CHALLENGE
Copy every line that holds "with".
===== RECORDS TO PROCESS =====
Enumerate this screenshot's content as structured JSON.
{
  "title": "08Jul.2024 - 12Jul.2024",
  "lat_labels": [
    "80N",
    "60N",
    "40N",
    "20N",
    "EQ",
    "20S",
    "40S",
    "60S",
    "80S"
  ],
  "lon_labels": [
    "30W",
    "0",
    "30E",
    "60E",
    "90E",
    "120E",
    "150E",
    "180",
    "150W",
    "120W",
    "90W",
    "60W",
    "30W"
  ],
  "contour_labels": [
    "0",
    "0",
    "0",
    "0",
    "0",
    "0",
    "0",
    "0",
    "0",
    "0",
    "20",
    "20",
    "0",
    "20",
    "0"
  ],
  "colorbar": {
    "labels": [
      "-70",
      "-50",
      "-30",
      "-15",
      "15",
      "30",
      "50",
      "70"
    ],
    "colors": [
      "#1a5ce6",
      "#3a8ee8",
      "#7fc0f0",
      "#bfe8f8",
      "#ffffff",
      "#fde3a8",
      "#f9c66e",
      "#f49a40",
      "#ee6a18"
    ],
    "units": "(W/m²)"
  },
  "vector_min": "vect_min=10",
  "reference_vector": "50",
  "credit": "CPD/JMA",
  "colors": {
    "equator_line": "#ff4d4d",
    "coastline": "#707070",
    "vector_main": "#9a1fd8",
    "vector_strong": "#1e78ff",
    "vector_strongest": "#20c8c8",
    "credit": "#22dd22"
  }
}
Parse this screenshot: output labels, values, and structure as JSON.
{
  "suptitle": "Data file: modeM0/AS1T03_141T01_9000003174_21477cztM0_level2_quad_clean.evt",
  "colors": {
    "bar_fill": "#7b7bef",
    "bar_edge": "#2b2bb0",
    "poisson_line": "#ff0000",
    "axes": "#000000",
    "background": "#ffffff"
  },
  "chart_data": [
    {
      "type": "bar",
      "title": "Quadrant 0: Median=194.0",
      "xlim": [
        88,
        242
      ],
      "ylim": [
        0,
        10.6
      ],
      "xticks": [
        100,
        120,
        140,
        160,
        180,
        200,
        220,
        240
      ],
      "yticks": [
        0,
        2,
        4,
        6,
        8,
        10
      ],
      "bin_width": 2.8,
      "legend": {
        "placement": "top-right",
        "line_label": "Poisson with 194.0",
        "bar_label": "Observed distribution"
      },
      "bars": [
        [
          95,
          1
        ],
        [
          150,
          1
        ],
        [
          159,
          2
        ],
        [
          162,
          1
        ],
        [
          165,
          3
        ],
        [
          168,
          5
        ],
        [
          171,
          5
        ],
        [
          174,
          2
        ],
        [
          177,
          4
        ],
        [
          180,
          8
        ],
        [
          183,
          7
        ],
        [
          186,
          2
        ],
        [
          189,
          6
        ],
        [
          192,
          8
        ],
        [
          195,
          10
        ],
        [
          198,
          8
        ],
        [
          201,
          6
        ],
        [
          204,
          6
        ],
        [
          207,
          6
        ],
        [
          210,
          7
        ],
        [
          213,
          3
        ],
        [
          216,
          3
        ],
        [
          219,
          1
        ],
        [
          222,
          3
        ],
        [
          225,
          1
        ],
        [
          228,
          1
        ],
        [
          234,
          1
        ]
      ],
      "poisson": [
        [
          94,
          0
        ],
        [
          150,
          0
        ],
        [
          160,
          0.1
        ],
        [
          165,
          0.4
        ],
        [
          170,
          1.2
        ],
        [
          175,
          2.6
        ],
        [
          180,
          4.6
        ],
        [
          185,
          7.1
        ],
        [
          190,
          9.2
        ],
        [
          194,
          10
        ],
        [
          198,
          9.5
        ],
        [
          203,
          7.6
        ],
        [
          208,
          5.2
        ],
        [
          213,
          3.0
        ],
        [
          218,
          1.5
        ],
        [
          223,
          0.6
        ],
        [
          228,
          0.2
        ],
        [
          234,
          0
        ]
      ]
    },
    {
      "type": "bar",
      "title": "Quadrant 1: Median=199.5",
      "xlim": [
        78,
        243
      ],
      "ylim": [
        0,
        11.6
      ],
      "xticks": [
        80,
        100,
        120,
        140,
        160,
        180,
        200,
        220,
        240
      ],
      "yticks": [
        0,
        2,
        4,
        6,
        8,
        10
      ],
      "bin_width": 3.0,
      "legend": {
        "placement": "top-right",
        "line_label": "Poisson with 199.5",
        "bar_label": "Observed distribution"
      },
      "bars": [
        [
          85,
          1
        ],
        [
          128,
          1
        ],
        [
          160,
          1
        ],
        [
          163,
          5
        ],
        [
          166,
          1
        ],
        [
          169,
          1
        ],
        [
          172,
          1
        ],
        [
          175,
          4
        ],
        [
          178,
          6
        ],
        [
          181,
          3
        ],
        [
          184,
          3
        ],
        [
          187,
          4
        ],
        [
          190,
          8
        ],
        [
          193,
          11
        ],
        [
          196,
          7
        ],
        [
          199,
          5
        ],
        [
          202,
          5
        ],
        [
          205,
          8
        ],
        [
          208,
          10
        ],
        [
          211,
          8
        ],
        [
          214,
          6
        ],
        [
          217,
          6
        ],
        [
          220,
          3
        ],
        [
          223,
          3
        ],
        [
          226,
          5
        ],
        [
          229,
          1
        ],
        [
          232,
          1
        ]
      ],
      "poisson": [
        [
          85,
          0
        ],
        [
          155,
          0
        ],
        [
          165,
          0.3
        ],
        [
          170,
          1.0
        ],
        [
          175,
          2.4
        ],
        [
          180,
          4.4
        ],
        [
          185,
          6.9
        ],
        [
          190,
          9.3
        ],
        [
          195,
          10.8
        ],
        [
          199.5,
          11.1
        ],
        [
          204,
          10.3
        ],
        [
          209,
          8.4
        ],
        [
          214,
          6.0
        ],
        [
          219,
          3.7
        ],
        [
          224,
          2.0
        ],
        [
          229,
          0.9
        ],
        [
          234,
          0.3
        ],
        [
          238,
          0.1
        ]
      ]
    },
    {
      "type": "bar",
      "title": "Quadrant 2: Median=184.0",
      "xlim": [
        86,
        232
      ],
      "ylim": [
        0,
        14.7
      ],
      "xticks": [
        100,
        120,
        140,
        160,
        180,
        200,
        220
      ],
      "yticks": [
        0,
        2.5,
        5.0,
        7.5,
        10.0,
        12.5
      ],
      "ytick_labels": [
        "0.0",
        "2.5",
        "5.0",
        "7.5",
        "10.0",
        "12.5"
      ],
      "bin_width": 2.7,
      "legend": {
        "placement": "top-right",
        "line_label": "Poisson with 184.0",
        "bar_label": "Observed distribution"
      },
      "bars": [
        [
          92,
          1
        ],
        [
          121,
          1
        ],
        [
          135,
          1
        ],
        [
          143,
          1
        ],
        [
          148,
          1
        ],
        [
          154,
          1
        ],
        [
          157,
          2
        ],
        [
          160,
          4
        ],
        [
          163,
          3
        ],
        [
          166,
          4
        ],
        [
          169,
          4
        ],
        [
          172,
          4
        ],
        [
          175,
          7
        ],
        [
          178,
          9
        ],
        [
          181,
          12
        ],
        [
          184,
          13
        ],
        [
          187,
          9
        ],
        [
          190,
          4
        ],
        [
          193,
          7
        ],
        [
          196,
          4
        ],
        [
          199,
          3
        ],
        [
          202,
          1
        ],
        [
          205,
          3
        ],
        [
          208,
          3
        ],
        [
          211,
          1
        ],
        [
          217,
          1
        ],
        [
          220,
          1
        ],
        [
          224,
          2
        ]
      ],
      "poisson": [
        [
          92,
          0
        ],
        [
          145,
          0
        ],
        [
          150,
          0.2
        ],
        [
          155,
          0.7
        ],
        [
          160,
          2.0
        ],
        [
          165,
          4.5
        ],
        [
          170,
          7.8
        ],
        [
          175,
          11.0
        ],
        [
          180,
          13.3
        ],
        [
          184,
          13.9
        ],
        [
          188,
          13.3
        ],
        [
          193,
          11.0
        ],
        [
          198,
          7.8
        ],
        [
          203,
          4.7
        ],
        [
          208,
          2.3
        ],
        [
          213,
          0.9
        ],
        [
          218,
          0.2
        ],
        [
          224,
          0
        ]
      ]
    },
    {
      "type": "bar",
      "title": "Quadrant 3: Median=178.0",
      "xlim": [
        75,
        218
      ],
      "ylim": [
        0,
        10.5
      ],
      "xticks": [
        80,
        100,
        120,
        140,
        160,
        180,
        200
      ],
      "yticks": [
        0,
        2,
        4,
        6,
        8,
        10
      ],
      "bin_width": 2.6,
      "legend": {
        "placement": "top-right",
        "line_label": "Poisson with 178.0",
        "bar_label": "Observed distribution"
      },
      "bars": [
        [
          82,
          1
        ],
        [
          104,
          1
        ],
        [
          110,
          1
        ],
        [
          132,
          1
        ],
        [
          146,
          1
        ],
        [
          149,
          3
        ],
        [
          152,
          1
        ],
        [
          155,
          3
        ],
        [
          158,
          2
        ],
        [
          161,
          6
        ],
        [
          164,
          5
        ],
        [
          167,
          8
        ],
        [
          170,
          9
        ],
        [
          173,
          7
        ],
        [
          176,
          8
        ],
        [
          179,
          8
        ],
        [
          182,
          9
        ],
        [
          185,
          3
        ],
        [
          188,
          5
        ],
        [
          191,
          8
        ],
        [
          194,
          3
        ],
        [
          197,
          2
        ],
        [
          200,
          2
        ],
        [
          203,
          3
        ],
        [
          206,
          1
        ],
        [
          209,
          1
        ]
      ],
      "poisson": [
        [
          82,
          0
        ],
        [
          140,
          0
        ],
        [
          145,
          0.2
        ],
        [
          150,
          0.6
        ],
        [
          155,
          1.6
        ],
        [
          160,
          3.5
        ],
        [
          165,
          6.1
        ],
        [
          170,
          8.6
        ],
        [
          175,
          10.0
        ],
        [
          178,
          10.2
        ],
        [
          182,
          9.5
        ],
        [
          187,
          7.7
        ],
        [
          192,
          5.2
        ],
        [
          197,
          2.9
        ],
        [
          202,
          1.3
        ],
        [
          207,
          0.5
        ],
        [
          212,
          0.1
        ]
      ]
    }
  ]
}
=====
PROBLEM SOLUTION
        "line_label": "Poisson with 194.0",
        "line_label": "Poisson with 199.5",
        "line_label": "Poisson with 184.0",
        "line_label": "Poisson with 178.0",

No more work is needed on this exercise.